Copy every line that mentions the word "zining".
==== MATERIAL FOR THE TASK
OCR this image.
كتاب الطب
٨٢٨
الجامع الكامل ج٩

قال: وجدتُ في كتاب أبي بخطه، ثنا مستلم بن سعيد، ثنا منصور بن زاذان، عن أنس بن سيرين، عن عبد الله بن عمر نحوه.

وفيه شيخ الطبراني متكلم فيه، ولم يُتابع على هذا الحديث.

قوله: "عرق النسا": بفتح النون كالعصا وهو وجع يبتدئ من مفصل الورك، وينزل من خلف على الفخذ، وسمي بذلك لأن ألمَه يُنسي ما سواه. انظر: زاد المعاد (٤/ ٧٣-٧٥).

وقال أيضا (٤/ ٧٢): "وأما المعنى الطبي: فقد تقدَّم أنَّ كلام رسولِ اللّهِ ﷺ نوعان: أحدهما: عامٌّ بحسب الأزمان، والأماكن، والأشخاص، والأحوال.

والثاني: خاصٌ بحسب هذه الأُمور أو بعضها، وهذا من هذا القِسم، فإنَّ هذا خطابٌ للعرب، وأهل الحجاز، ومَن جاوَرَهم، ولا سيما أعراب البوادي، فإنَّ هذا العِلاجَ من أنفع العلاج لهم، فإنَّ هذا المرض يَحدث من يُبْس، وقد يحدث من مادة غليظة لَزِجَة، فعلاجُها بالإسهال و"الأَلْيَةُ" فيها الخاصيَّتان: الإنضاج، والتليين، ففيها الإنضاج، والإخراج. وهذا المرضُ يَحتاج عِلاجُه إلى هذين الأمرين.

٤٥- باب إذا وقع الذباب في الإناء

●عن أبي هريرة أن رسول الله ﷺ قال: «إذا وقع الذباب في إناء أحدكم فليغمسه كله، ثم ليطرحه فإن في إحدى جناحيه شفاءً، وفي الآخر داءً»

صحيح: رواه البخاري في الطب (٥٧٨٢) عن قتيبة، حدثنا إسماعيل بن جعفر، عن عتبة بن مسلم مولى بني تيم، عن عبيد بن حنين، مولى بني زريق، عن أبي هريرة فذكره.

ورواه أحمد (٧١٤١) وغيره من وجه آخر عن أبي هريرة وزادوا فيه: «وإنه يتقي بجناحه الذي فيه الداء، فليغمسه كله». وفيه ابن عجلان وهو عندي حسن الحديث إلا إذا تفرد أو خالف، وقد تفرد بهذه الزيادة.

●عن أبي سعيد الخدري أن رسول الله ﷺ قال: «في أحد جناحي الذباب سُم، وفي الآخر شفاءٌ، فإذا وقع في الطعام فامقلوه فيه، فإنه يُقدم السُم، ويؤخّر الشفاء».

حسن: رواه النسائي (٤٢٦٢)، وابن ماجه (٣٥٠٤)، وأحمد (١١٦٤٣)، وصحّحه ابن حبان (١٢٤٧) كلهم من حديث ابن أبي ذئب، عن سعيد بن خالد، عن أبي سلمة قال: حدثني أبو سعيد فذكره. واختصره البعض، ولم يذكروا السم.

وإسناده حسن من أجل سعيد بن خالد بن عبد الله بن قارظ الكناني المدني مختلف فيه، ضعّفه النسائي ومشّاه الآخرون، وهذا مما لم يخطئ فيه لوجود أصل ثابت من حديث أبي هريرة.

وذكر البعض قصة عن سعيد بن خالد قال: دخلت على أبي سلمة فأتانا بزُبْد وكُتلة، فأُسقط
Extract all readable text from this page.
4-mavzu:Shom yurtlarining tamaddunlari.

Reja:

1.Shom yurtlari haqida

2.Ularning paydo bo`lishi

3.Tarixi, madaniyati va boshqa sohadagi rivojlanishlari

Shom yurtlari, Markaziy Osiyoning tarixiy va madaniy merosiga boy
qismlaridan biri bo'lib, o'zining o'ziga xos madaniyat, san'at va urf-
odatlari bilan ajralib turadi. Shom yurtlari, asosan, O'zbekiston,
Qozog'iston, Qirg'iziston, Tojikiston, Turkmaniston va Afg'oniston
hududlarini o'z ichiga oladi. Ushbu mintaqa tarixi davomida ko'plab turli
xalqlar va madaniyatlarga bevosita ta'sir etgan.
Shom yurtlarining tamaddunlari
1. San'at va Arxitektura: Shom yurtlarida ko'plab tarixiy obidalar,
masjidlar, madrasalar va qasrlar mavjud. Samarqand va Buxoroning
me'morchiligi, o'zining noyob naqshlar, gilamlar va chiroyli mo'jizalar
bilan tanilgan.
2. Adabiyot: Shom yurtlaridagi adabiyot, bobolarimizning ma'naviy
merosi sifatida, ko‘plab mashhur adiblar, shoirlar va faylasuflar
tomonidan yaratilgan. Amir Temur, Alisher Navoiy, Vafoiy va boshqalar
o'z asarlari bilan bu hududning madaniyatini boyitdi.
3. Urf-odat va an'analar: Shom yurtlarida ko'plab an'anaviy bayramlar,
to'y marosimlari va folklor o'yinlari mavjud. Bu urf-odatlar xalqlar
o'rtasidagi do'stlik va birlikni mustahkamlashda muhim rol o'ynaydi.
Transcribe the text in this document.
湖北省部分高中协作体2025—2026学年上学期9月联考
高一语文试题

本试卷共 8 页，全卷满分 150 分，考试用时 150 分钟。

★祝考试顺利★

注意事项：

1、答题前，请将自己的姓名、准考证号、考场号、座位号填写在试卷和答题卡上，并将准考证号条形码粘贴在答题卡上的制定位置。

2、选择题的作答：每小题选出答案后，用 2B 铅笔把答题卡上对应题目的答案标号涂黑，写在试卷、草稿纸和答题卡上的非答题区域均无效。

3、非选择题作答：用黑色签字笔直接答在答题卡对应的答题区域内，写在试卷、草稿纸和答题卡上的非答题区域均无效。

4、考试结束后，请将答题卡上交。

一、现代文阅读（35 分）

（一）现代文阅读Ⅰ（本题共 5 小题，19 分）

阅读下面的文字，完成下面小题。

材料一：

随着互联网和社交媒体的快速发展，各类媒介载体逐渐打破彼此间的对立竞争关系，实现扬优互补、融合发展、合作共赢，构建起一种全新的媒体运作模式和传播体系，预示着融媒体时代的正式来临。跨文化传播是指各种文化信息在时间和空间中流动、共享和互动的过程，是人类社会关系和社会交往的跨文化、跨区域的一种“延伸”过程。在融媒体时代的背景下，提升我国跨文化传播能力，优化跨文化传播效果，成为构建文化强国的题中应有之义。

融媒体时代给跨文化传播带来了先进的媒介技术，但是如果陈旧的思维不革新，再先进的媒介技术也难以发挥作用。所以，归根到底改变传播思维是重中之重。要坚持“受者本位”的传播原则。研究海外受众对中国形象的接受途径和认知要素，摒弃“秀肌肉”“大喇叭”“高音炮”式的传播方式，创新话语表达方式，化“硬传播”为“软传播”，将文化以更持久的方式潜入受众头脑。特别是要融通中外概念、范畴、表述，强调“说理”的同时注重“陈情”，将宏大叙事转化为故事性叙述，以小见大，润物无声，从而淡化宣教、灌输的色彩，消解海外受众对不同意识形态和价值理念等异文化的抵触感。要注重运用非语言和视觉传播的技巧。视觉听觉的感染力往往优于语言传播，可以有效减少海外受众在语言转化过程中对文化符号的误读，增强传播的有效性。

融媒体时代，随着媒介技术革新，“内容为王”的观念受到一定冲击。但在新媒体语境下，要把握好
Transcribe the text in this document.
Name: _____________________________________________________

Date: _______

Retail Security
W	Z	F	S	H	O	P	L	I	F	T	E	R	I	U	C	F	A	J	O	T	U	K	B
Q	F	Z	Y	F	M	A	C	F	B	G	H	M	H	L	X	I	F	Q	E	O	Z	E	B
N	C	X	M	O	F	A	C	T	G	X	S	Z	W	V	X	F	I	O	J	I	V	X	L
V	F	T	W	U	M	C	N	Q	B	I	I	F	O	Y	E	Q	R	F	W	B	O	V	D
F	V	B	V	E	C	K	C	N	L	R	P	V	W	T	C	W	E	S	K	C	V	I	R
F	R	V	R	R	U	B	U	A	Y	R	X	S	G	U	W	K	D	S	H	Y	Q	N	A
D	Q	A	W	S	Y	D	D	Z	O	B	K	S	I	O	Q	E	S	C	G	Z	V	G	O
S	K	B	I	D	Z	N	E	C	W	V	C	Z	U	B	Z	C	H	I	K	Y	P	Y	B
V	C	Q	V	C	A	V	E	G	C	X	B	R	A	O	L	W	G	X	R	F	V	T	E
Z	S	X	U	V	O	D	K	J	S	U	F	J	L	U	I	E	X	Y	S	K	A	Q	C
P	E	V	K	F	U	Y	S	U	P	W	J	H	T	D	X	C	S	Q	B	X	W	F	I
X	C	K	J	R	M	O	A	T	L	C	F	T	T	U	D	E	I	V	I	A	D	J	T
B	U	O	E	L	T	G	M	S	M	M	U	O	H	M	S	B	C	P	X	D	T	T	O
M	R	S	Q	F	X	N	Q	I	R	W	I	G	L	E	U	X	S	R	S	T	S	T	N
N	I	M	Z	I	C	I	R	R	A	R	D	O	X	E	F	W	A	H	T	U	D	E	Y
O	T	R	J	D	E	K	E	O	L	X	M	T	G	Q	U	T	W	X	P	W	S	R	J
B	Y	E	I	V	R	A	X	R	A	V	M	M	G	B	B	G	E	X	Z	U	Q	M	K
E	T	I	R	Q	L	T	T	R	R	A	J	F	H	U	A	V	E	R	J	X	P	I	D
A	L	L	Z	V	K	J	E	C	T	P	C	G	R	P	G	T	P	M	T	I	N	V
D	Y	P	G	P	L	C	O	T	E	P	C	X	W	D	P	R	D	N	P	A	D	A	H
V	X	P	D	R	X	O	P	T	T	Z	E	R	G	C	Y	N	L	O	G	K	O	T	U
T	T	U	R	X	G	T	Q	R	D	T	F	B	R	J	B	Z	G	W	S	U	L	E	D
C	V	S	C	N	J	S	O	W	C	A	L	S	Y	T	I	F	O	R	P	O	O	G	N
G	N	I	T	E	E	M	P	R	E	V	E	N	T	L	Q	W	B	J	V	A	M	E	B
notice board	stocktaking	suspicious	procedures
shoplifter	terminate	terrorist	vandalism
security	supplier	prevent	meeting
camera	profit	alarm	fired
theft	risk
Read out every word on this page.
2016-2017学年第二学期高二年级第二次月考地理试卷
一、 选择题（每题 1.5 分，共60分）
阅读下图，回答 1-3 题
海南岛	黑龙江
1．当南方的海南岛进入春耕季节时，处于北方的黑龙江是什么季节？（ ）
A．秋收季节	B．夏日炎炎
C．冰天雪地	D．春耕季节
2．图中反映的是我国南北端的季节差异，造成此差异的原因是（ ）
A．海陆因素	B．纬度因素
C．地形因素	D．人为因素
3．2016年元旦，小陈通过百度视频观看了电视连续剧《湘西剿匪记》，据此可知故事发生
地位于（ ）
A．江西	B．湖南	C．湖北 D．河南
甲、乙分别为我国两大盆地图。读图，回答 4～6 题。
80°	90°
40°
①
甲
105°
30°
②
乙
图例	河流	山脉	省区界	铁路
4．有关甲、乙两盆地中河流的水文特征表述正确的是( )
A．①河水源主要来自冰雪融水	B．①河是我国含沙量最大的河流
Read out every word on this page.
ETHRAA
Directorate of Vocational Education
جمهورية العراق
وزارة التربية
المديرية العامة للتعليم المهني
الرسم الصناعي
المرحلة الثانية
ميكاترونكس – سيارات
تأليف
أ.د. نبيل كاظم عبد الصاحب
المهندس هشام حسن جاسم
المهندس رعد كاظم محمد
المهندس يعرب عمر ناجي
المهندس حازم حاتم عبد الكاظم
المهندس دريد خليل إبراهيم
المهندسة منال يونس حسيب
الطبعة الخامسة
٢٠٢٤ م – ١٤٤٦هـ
========
ANSWER FOR THE TASK:
qismlaridan biri bo'lib, o'zining o'ziga xos madaniyat, san'at va urf-
me'morchiligi, o'zining noyob naqshlar, gilamlar va chiroyli mo'jizalar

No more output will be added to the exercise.